* [Dataset rows]
::::
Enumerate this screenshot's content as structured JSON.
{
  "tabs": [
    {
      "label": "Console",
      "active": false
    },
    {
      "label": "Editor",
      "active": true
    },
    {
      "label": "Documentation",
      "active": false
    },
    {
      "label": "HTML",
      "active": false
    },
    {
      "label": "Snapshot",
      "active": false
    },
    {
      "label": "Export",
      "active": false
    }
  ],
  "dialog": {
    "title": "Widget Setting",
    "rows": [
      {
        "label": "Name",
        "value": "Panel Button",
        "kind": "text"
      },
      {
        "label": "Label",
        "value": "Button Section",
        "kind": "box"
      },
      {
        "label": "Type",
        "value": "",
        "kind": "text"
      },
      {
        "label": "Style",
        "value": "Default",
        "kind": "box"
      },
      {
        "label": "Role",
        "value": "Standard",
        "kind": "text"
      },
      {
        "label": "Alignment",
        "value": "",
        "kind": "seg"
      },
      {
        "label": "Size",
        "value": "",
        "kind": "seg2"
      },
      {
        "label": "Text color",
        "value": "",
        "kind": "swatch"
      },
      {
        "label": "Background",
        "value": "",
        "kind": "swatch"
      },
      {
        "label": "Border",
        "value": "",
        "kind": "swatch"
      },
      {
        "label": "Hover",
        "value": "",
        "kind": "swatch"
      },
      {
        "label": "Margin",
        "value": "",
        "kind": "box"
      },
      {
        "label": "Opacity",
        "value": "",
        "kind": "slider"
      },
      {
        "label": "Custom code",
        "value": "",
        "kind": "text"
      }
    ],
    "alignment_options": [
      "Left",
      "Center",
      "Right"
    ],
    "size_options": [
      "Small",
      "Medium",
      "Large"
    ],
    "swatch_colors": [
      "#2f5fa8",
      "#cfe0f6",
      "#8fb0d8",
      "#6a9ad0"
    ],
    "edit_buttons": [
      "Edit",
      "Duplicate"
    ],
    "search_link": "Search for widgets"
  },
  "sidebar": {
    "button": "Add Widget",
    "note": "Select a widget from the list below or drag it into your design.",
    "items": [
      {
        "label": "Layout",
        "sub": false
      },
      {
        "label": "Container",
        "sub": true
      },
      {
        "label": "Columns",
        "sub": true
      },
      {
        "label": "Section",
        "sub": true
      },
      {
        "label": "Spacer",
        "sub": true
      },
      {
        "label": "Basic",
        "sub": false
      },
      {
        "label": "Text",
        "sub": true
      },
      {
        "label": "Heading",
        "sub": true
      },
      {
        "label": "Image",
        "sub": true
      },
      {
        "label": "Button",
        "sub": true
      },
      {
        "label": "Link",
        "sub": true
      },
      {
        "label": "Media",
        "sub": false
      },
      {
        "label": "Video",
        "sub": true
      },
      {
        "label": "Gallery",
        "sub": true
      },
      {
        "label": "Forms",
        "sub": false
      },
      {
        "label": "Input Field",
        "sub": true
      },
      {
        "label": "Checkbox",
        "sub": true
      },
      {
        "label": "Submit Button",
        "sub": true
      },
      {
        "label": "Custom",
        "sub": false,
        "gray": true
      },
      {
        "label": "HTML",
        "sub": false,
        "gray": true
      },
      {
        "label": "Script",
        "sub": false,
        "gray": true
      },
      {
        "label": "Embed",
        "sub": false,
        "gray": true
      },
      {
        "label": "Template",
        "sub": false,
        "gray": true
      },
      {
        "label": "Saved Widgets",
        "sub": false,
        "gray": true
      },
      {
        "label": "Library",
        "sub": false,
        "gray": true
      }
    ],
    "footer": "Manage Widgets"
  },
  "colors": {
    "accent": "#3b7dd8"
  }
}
::::
* [INSTRUCTION]
Extract each line from the listing above, please, and repeat it exactly.

* [THE ANSWER]
Enumerate this screenshot's content as structured JSON.
{
  "tabs": [
    {
      "label": "Console",
      "active": false
    },
    {
      "label": "Editor",
      "active": true
    },
    {
      "label": "Documentation",
      "active": false
    },
    {
      "label": "HTML",
      "active": false
    },
    {
      "label": "Snapshot",
      "active": false
    },
    {
      "label": "Export",
      "active": false
    }
  ],
  "dialog": {
    "title": "Widget Setting",
    "rows": [
      {
        "label": "Name",
        "value": "Panel Button",
        "kind": "text"
      },
      {
        "label": "Label",
        "value": "Button Section",
        "kind": "box"
      },
      {
        "label": "Type",
        "value": "",
        "kind": "text"
      },
      {
        "label": "Style",
        "value": "Default",
        "kind": "box"
      },
      {
        "label": "Role",
        "value": "Standard",
        "kind": "text"
      },
      {
        "label": "Alignment",
        "value": "",
        "kind": "seg"
      },
      {
        "label": "Size",
        "value": "",
        "kind": "seg2"
      },
      {
        "label": "Text color",
        "value": "",
        "kind": "swatch"
      },
      {
        "label": "Background",
        "value": "",
        "kind": "swatch"
      },
      {
        "label": "Border",
        "value": "",
        "kind": "swatch"
      },
      {
        "label": "Hover",
        "value": "",
        "kind": "swatch"
      },
      {
        "label": "Margin",
        "value": "",
        "kind": "box"
      },
      {
        "label": "Opacity",
        "value": "",
        "kind": "slider"
      },
      {
        "label": "Custom code",
        "value": "",
        "kind": "text"
      }
    ],
    "alignment_options": [
      "Left",
      "Center",
      "Right"
    ],
    "size_options": [
      "Small",
      "Medium",
      "Large"
    ],
    "swatch_colors": [
      "#2f5fa8",
      "#cfe0f6",
      "#8fb0d8",
      "#6a9ad0"
    ],
    "edit_buttons": [
      "Edit",
      "Duplicate"
    ],
    "search_link": "Search for widgets"
  },
  "sidebar": {
    "button": "Add Widget",
    "note": "Select a widget from the list below or drag it into your design.",
    "items": [
      {
        "label": "Layout",
        "sub": false
      },
      {
        "label": "Container",
        "sub": true
      },
      {
        "label": "Columns",
        "sub": true
      },
      {
        "label": "Section",
        "sub": true
      },
      {
        "label": "Spacer",
        "sub": true
      },
      {
        "label": "Basic",
        "sub": false
      },
      {
        "label": "Text",
        "sub": true
      },
      {
        "label": "Heading",
        "sub": true
      },
      {
        "label": "Image",
        "sub": true
      },
      {
        "label": "Button",
        "sub": true
      },
      {
        "label": "Link",
        "sub": true
      },
      {
        "label": "Media",
        "sub": false
      },
      {
        "label": "Video",
        "sub": true
      },
      {
        "label": "Gallery",
        "sub": true
      },
      {
        "label": "Forms",
        "sub": false
      },
      {
        "label": "Input Field",
        "sub": true
      },
      {
        "label": "Checkbox",
        "sub": true
      },
      {
        "label": "Submit Button",
        "sub": true
      },
      {
        "label": "Custom",
        "sub": false,
        "gray": true
      },
      {
        "label": "HTML",
        "sub": false,
        "gray": true
      },
      {
        "label": "Script",
        "sub": false,
        "gray": true
      },
      {
        "label": "Embed",
        "sub": false,
        "gray": true
      },
      {
        "label": "Template",
        "sub": false,
        "gray": true
      },
      {
        "label": "Saved Widgets",
        "sub": false,
        "gray": true
      },
      {
        "label": "Library",
        "sub": false,
        "gray": true
      }
    ],
    "footer": "Manage Widgets"
  },
  "colors": {
    "accent": "#3b7dd8"
  }
}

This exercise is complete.